* Supplied passage:
Why does a function returning const char * with string literals work?

Those string literals are placed in a static read-only section of the executable at compile time. They are separate from the heap or the stack. The function is simply returning a pointer that points to those strings.

Reference

The implementation of this is platform and compiler specific, but the C11 standard has a few relevant requirements on this in section 6.4.5.

In translation phase 7, a byte or code of value zero is appended to each multibyte
character sequence that results from a string literal or literals. The multibyte character
sequence is then used to initialize an array of static storage duration and length just
sufficient to contain the sequence.

So we know it must be stored in a static location at compile time.

If the program attempts to modify such an array, the behavior is
undefined.

This tells us the data must be read-only.

Edit

Some people are complaining that this is incorrect, citing specific platforms or architectures. As noted above this is platform and compiler specific.

Some platforms, may not support read-only data, but the compiler will almost certainly try to prevent you from modifying it. Since the behavior is undefined, the intent is that you never do this, so for all intents and purposes the data is read-only.

In the context of the question, this answer is correct.

Role of const for a C array of string literals

Your declaration const char* const myArray[] expands to -

an array of constant pointer to const characters

Which means, it is an array of pointers which are constant, so cannot be changed once initialized. And the characters it points to are also constant, meaning you can dereference the pointer to only read the characters but cannot overwrite them.

This array is being initialized to an array containing three strings "one", "two" and "three".

So the operations like

myArray[i] = ...;
*myArray[i] = ...;

would fail, but operations like -

otherArray = myArray[i];
char t = *myArray[i];

would be fine.

This is also the reason why code like myArray[0] = "uno" doesn't compile.

You are trying to assign a new string to myArray[0], but it is declared as a const (the const that comes after the * causes this).

* Data shown:
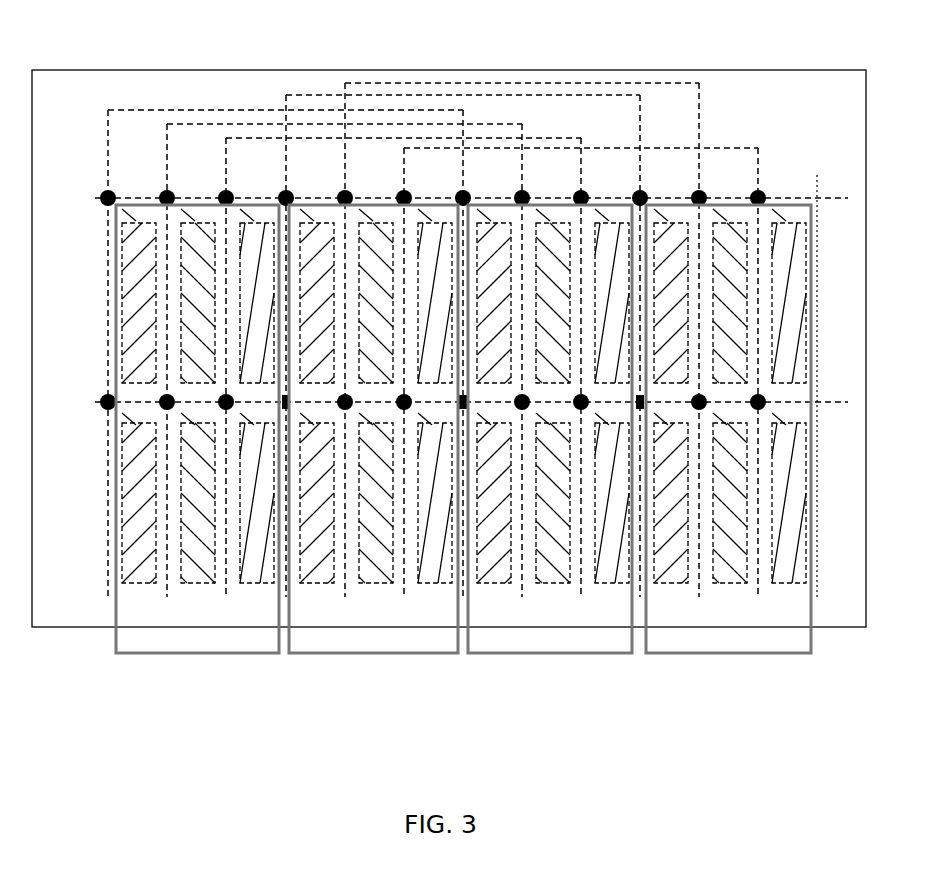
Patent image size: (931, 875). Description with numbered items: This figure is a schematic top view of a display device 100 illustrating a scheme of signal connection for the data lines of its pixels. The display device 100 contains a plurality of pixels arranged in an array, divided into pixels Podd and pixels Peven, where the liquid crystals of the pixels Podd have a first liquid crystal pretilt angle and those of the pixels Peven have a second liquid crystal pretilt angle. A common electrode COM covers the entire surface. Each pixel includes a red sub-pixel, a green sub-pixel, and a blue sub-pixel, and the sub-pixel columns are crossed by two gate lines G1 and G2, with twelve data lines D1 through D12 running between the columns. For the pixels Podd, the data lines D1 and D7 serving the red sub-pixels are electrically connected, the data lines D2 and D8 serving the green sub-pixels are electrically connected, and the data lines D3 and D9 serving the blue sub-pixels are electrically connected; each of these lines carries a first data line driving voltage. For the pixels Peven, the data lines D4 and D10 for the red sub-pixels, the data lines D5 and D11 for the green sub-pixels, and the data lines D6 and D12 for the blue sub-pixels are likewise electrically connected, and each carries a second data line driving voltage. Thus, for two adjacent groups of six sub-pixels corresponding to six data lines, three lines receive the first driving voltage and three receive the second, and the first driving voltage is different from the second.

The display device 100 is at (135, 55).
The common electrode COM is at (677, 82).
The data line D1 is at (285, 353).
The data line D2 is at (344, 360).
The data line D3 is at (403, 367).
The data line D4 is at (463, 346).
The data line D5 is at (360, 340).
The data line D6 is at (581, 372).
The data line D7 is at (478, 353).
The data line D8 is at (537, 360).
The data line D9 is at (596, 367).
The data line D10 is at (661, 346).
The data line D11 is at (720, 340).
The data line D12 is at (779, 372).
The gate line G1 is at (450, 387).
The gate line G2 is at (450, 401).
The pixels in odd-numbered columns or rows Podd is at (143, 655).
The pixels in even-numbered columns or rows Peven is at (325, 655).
---
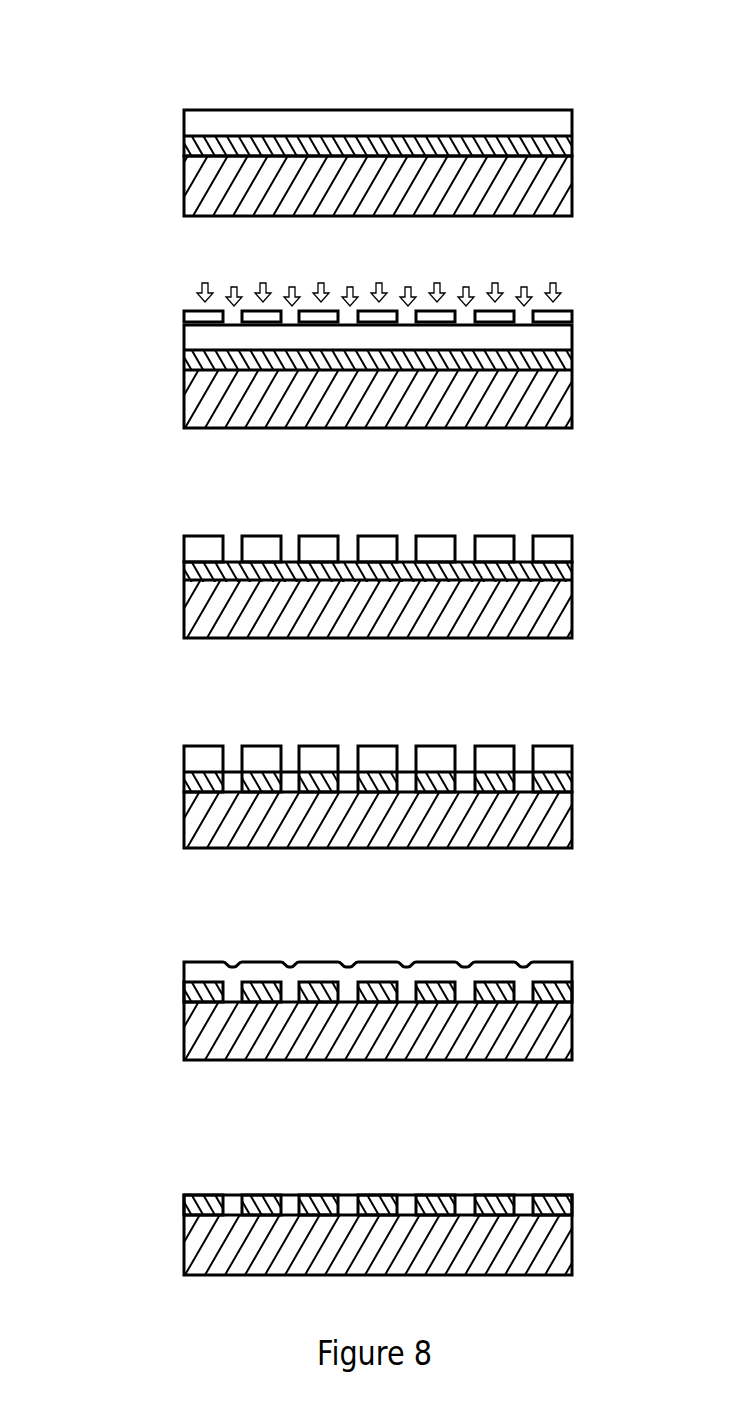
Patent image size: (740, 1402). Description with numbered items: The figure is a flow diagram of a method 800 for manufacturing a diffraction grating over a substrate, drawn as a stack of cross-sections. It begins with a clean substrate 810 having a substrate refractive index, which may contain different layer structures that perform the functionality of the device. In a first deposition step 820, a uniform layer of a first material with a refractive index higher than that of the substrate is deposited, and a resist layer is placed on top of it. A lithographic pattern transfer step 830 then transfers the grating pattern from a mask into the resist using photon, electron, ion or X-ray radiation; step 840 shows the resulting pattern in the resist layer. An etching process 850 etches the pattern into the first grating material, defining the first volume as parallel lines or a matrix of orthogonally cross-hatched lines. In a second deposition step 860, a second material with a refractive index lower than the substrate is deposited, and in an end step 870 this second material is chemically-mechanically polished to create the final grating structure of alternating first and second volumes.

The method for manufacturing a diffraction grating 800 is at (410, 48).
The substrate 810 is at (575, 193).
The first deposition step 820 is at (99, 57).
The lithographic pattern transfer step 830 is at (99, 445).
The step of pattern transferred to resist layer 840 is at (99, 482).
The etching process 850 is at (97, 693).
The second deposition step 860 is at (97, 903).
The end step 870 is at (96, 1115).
---
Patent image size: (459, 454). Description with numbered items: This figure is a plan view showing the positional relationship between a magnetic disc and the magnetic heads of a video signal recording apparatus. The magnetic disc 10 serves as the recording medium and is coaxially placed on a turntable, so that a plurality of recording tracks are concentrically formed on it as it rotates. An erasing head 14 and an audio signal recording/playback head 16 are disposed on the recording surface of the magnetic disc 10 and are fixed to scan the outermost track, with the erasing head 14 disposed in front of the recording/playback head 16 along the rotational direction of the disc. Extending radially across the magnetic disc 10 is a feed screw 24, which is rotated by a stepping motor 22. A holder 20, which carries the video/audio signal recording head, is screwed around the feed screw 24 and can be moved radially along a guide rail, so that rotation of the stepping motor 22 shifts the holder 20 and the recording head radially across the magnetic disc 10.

* Short problem A: List the strings with which the passage about C string literals says the array is initialized.
* Short problem B: According to the passage about C string literals, which section of the C11 standard contains the relevant requirements?
* Short problem C: Condense the paragraph of the passage about C string literals that begins "Those string literals are placed" into a short bulleted list that keeps its main facts.
Rely solely on the passage about C string literals when responding.

* Correct response A:
"one"
"two"
"three"

* Correct response B: Section 6.4.5

* Correct response C:
- At compile time, string literals are placed in a static, read-only section of the executable.
- This section is separate from both the heap and the stack.
- The function only returns a pointer to those strings.